------ Data rows ------

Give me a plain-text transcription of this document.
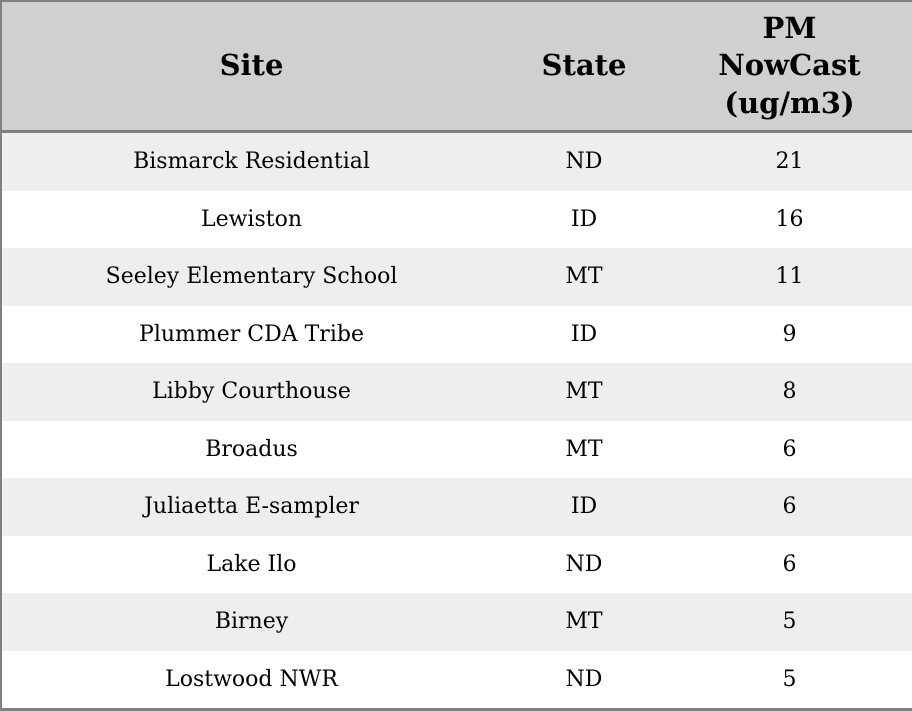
Site	State	PM
NowCast
(ug/m3)

Bismarck Residential	ND	21
Lewiston	ID	16
Seeley Elementary School	MT	11
Plummer CDA Tribe	ID	9
Libby Courthouse	MT	8
Broadus	MT	6
Juliaetta E-sampler	ID	6
Lake Ilo	ND	6
Birney	MT	5
Lostwood NWR	ND	5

------

[Given exercise]: Pictures stay out; reproduce every line of the records exactly.

[Result of this task]:
Give me a plain-text transcription of this document.
Site	State	PM
NowCast
(ug/m3)

Bismarck Residential	ND	21
Lewiston	ID	16
Seeley Elementary School	MT	11
Plummer CDA Tribe	ID	9
Libby Courthouse	MT	8
Broadus	MT	6
Juliaetta E-sampler	ID	6
Lake Ilo	ND	6
Birney	MT	5
Lostwood NWR	ND	5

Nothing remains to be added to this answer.